(Entries from a page text dataset)
—————

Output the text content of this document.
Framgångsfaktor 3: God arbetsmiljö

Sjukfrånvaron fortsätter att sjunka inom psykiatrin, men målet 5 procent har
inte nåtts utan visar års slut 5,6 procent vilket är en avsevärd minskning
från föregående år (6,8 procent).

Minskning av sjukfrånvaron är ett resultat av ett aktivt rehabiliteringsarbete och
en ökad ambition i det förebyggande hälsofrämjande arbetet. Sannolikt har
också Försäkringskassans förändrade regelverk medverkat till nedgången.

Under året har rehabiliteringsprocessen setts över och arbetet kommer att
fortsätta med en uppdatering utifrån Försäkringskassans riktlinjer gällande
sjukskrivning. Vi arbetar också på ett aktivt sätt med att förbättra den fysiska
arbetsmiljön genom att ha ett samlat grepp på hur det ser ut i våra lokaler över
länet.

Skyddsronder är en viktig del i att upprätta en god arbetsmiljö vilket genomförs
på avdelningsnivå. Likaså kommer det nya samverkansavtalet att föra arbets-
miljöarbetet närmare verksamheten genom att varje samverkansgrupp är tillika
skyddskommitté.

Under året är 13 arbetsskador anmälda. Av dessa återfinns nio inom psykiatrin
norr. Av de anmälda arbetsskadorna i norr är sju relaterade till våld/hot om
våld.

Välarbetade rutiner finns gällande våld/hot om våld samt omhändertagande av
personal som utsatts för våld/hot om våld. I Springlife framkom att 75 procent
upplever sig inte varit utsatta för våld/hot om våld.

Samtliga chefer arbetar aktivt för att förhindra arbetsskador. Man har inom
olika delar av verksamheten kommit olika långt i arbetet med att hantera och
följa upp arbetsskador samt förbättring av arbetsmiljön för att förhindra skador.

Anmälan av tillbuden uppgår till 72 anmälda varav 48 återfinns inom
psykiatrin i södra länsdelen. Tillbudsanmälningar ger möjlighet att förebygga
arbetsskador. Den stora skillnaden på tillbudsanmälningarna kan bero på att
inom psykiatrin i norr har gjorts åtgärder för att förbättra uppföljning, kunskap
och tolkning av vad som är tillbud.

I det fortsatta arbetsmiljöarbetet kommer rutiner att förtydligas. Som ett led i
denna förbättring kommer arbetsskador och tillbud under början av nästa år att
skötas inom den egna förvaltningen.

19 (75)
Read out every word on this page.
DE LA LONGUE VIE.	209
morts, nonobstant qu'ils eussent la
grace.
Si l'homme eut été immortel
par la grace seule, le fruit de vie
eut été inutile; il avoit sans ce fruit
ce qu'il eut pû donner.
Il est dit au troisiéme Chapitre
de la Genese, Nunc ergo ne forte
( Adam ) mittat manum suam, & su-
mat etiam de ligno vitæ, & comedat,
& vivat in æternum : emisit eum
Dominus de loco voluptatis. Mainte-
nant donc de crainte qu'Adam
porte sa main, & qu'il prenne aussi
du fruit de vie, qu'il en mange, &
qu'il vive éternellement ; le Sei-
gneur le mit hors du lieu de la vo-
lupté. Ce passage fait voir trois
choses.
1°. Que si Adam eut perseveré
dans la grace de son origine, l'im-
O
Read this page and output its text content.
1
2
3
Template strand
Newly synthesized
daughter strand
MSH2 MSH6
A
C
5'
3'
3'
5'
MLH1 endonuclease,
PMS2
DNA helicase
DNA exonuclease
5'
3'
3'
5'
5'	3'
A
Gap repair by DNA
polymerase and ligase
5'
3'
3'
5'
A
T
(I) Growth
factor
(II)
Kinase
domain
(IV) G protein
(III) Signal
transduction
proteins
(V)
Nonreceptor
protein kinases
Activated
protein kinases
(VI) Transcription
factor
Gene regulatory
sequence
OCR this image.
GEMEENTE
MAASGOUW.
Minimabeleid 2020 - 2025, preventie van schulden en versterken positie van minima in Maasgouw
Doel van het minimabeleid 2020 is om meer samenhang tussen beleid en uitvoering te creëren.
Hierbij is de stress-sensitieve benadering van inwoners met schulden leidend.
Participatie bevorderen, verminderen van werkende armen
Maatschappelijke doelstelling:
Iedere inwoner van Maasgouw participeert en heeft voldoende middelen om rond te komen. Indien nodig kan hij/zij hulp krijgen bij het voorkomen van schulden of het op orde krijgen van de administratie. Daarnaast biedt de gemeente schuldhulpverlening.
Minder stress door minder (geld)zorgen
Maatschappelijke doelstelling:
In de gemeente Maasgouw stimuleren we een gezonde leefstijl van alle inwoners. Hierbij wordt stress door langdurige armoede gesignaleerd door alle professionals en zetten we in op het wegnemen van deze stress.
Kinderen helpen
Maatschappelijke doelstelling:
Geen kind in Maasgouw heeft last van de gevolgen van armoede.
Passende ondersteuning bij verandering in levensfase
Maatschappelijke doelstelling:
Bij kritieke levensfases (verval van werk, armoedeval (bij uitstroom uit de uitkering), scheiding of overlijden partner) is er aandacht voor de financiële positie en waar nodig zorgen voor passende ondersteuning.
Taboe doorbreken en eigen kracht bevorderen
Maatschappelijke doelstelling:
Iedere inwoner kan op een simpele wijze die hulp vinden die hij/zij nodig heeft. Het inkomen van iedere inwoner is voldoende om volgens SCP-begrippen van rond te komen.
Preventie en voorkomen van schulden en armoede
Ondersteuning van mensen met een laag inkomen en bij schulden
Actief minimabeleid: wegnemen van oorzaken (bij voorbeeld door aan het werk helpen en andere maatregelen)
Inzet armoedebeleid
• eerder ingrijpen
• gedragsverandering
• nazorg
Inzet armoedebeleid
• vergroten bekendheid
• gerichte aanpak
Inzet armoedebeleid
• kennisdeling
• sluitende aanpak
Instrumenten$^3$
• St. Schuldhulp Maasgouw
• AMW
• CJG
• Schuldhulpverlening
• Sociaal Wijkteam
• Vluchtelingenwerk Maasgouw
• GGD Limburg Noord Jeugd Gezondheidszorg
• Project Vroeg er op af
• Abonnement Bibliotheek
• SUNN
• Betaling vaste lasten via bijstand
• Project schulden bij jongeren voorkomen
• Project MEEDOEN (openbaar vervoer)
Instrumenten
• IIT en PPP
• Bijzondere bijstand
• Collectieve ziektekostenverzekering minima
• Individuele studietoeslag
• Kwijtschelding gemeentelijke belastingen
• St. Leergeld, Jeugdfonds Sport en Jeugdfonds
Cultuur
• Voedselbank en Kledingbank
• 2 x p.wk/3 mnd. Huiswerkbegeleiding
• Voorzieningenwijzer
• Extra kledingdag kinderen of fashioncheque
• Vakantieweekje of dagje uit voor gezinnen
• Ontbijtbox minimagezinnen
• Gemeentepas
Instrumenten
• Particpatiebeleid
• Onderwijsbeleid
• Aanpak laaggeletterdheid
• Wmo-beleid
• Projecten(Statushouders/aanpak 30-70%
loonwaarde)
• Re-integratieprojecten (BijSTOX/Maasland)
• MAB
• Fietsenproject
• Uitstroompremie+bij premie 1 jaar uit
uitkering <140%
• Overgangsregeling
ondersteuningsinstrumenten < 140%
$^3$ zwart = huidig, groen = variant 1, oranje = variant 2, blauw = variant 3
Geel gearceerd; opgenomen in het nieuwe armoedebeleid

—————

TASK ::
The response should contain each record above, retyped exactly.

RESPONSE TO THE EXERCISE ::
Output the text content of this document.
Framgångsfaktor 3: God arbetsmiljö

Sjukfrånvaron fortsätter att sjunka inom psykiatrin, men målet 5 procent har
inte nåtts utan visar års slut 5,6 procent vilket är en avsevärd minskning
från föregående år (6,8 procent).

Minskning av sjukfrånvaron är ett resultat av ett aktivt rehabiliteringsarbete och
en ökad ambition i det förebyggande hälsofrämjande arbetet. Sannolikt har
också Försäkringskassans förändrade regelverk medverkat till nedgången.

Under året har rehabiliteringsprocessen setts över och arbetet kommer att
fortsätta med en uppdatering utifrån Försäkringskassans riktlinjer gällande
sjukskrivning. Vi arbetar också på ett aktivt sätt med att förbättra den fysiska
arbetsmiljön genom att ha ett samlat grepp på hur det ser ut i våra lokaler över
länet.

Skyddsronder är en viktig del i att upprätta en god arbetsmiljö vilket genomförs
på avdelningsnivå. Likaså kommer det nya samverkansavtalet att föra arbets-
miljöarbetet närmare verksamheten genom att varje samverkansgrupp är tillika
skyddskommitté.

Under året är 13 arbetsskador anmälda. Av dessa återfinns nio inom psykiatrin
norr. Av de anmälda arbetsskadorna i norr är sju relaterade till våld/hot om
våld.

Välarbetade rutiner finns gällande våld/hot om våld samt omhändertagande av
personal som utsatts för våld/hot om våld. I Springlife framkom att 75 procent
upplever sig inte varit utsatta för våld/hot om våld.

Samtliga chefer arbetar aktivt för att förhindra arbetsskador. Man har inom
olika delar av verksamheten kommit olika långt i arbetet med att hantera och
följa upp arbetsskador samt förbättring av arbetsmiljön för att förhindra skador.

Anmälan av tillbuden uppgår till 72 anmälda varav 48 återfinns inom
psykiatrin i södra länsdelen. Tillbudsanmälningar ger möjlighet att förebygga
arbetsskador. Den stora skillnaden på tillbudsanmälningarna kan bero på att
inom psykiatrin i norr har gjorts åtgärder för att förbättra uppföljning, kunskap
och tolkning av vad som är tillbud.

I det fortsatta arbetsmiljöarbetet kommer rutiner att förtydligas. Som ett led i
denna förbättring kommer arbetsskador och tillbud under början av nästa år att
skötas inom den egna förvaltningen.

19 (75)
Read out every word on this page.
DE LA LONGUE VIE.	209
morts, nonobstant qu'ils eussent la
grace.
Si l'homme eut été immortel
par la grace seule, le fruit de vie
eut été inutile; il avoit sans ce fruit
ce qu'il eut pû donner.
Il est dit au troisiéme Chapitre
de la Genese, Nunc ergo ne forte
( Adam ) mittat manum suam, & su-
mat etiam de ligno vitæ, & comedat,
& vivat in æternum : emisit eum
Dominus de loco voluptatis. Mainte-
nant donc de crainte qu'Adam
porte sa main, & qu'il prenne aussi
du fruit de vie, qu'il en mange, &
qu'il vive éternellement ; le Sei-
gneur le mit hors du lieu de la vo-
lupté. Ce passage fait voir trois
choses.
1°. Que si Adam eut perseveré
dans la grace de son origine, l'im-
O
Read this page and output its text content.
1
2
3
Template strand
Newly synthesized
daughter strand
MSH2 MSH6
A
C
5'
3'
3'
5'
MLH1 endonuclease,
PMS2
DNA helicase
DNA exonuclease
5'
3'
3'
5'
5'	3'
A
Gap repair by DNA
polymerase and ligase
5'
3'
3'
5'
A
T
(I) Growth
factor
(II)
Kinase
domain
(IV) G protein
(III) Signal
transduction
proteins
(V)
Nonreceptor
protein kinases
Activated
protein kinases
(VI) Transcription
factor
Gene regulatory
sequence
OCR this image.
GEMEENTE
MAASGOUW.
Minimabeleid 2020 - 2025, preventie van schulden en versterken positie van minima in Maasgouw
Doel van het minimabeleid 2020 is om meer samenhang tussen beleid en uitvoering te creëren.
Hierbij is de stress-sensitieve benadering van inwoners met schulden leidend.
Participatie bevorderen, verminderen van werkende armen
Maatschappelijke doelstelling:
Iedere inwoner van Maasgouw participeert en heeft voldoende middelen om rond te komen. Indien nodig kan hij/zij hulp krijgen bij het voorkomen van schulden of het op orde krijgen van de administratie. Daarnaast biedt de gemeente schuldhulpverlening.
Minder stress door minder (geld)zorgen
Maatschappelijke doelstelling:
In de gemeente Maasgouw stimuleren we een gezonde leefstijl van alle inwoners. Hierbij wordt stress door langdurige armoede gesignaleerd door alle professionals en zetten we in op het wegnemen van deze stress.
Kinderen helpen
Maatschappelijke doelstelling:
Geen kind in Maasgouw heeft last van de gevolgen van armoede.
Passende ondersteuning bij verandering in levensfase
Maatschappelijke doelstelling:
Bij kritieke levensfases (verval van werk, armoedeval (bij uitstroom uit de uitkering), scheiding of overlijden partner) is er aandacht voor de financiële positie en waar nodig zorgen voor passende ondersteuning.
Taboe doorbreken en eigen kracht bevorderen
Maatschappelijke doelstelling:
Iedere inwoner kan op een simpele wijze die hulp vinden die hij/zij nodig heeft. Het inkomen van iedere inwoner is voldoende om volgens SCP-begrippen van rond te komen.
Preventie en voorkomen van schulden en armoede
Ondersteuning van mensen met een laag inkomen en bij schulden
Actief minimabeleid: wegnemen van oorzaken (bij voorbeeld door aan het werk helpen en andere maatregelen)
Inzet armoedebeleid
• eerder ingrijpen
• gedragsverandering
• nazorg
Inzet armoedebeleid
• vergroten bekendheid
• gerichte aanpak
Inzet armoedebeleid
• kennisdeling
• sluitende aanpak
Instrumenten$^3$
• St. Schuldhulp Maasgouw
• AMW
• CJG
• Schuldhulpverlening
• Sociaal Wijkteam
• Vluchtelingenwerk Maasgouw
• GGD Limburg Noord Jeugd Gezondheidszorg
• Project Vroeg er op af
• Abonnement Bibliotheek
• SUNN
• Betaling vaste lasten via bijstand
• Project schulden bij jongeren voorkomen
• Project MEEDOEN (openbaar vervoer)
Instrumenten
• IIT en PPP
• Bijzondere bijstand
• Collectieve ziektekostenverzekering minima
• Individuele studietoeslag
• Kwijtschelding gemeentelijke belastingen
• St. Leergeld, Jeugdfonds Sport en Jeugdfonds
Cultuur
• Voedselbank en Kledingbank
• 2 x p.wk/3 mnd. Huiswerkbegeleiding
• Voorzieningenwijzer
• Extra kledingdag kinderen of fashioncheque
• Vakantieweekje of dagje uit voor gezinnen
• Ontbijtbox minimagezinnen
• Gemeentepas
Instrumenten
• Particpatiebeleid
• Onderwijsbeleid
• Aanpak laaggeletterdheid
• Wmo-beleid
• Projecten(Statushouders/aanpak 30-70%
loonwaarde)
• Re-integratieprojecten (BijSTOX/Maasland)
• MAB
• Fietsenproject
• Uitstroompremie+bij premie 1 jaar uit
uitkering <140%
• Overgangsregeling
ondersteuningsinstrumenten < 140%
$^3$ zwart = huidig, groen = variant 1, oranje = variant 2, blauw = variant 3
Geel gearceerd; opgenomen in het nieuwe armoedebeleid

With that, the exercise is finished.